[EXERCISE AIM]
Return all entries precisely as they stand, without the images.

########################################

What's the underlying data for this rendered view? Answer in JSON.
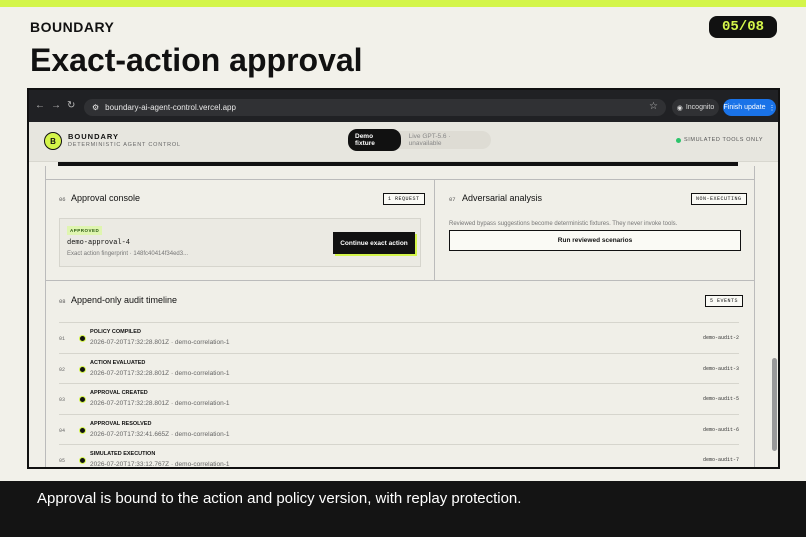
{
  "slide": {
    "brand": "BOUNDARY",
    "page": "05/08",
    "title": "Exact-action approval",
    "caption": "Approval is bound to the action and policy version, with replay protection."
  },
  "browser": {
    "url": "boundary-ai-agent-control.vercel.app",
    "incognito": "Incognito",
    "finish_update": "Finish update"
  },
  "app": {
    "logo": "B",
    "name": "BOUNDARY",
    "subtitle": "DETERMINISTIC AGENT CONTROL",
    "mode_active": "Demo fixture",
    "mode_inactive": "Live GPT-5.6 · unavailable",
    "status": "SIMULATED TOOLS ONLY"
  },
  "approval_console": {
    "num": "06",
    "title": "Approval console",
    "tag": "1 REQUEST",
    "card": {
      "status": "APPROVED",
      "id": "demo-approval-4",
      "fingerprint": "Exact action fingerprint · 148fc40414f34ed3...",
      "button": "Continue exact action"
    }
  },
  "adversarial": {
    "num": "07",
    "title": "Adversarial analysis",
    "tag": "NON-EXECUTING",
    "text": "Reviewed bypass suggestions become deterministic fixtures. They never invoke tools.",
    "button": "Run reviewed scenarios"
  },
  "timeline": {
    "num": "08",
    "title": "Append-only audit timeline",
    "tag": "5 EVENTS",
    "rows": [
      {
        "n": "01",
        "label": "POLICY COMPILED",
        "sub": "2026-07-20T17:32:28.801Z · demo-correlation-1",
        "audit": "demo-audit-2"
      },
      {
        "n": "02",
        "label": "ACTION EVALUATED",
        "sub": "2026-07-20T17:32:28.801Z · demo-correlation-1",
        "audit": "demo-audit-3"
      },
      {
        "n": "03",
        "label": "APPROVAL CREATED",
        "sub": "2026-07-20T17:32:28.801Z · demo-correlation-1",
        "audit": "demo-audit-5"
      },
      {
        "n": "04",
        "label": "APPROVAL RESOLVED",
        "sub": "2026-07-20T17:32:41.665Z · demo-correlation-1",
        "audit": "demo-audit-6"
      },
      {
        "n": "05",
        "label": "SIMULATED EXECUTION",
        "sub": "2026-07-20T17:33:12.767Z · demo-correlation-1",
        "audit": "demo-audit-7"
      }
    ]
  }
}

########################################

[OUTPUT FOR THIS EXERCISE]
What's the underlying data for this rendered view? Answer in JSON.
{
  "slide": {
    "brand": "BOUNDARY",
    "page": "05/08",
    "title": "Exact-action approval",
    "caption": "Approval is bound to the action and policy version, with replay protection."
  },
  "browser": {
    "url": "boundary-ai-agent-control.vercel.app",
    "incognito": "Incognito",
    "finish_update": "Finish update"
  },
  "app": {
    "logo": "B",
    "name": "BOUNDARY",
    "subtitle": "DETERMINISTIC AGENT CONTROL",
    "mode_active": "Demo fixture",
    "mode_inactive": "Live GPT-5.6 · unavailable",
    "status": "SIMULATED TOOLS ONLY"
  },
  "approval_console": {
    "num": "06",
    "title": "Approval console",
    "tag": "1 REQUEST",
    "card": {
      "status": "APPROVED",
      "id": "demo-approval-4",
      "fingerprint": "Exact action fingerprint · 148fc40414f34ed3...",
      "button": "Continue exact action"
    }
  },
  "adversarial": {
    "num": "07",
    "title": "Adversarial analysis",
    "tag": "NON-EXECUTING",
    "text": "Reviewed bypass suggestions become deterministic fixtures. They never invoke tools.",
    "button": "Run reviewed scenarios"
  },
  "timeline": {
    "num": "08",
    "title": "Append-only audit timeline",
    "tag": "5 EVENTS",
    "rows": [
      {
        "n": "01",
        "label": "POLICY COMPILED",
        "sub": "2026-07-20T17:32:28.801Z · demo-correlation-1",
        "audit": "demo-audit-2"
      },
      {
        "n": "02",
        "label": "ACTION EVALUATED",
        "sub": "2026-07-20T17:32:28.801Z · demo-correlation-1",
        "audit": "demo-audit-3"
      },
      {
        "n": "03",
        "label": "APPROVAL CREATED",
        "sub": "2026-07-20T17:32:28.801Z · demo-correlation-1",
        "audit": "demo-audit-5"
      },
      {
        "n": "04",
        "label": "APPROVAL RESOLVED",
        "sub": "2026-07-20T17:32:41.665Z · demo-correlation-1",
        "audit": "demo-audit-6"
      },
      {
        "n": "05",
        "label": "SIMULATED EXECUTION",
        "sub": "2026-07-20T17:33:12.767Z · demo-correlation-1",
        "audit": "demo-audit-7"
      }
    ]
  }
}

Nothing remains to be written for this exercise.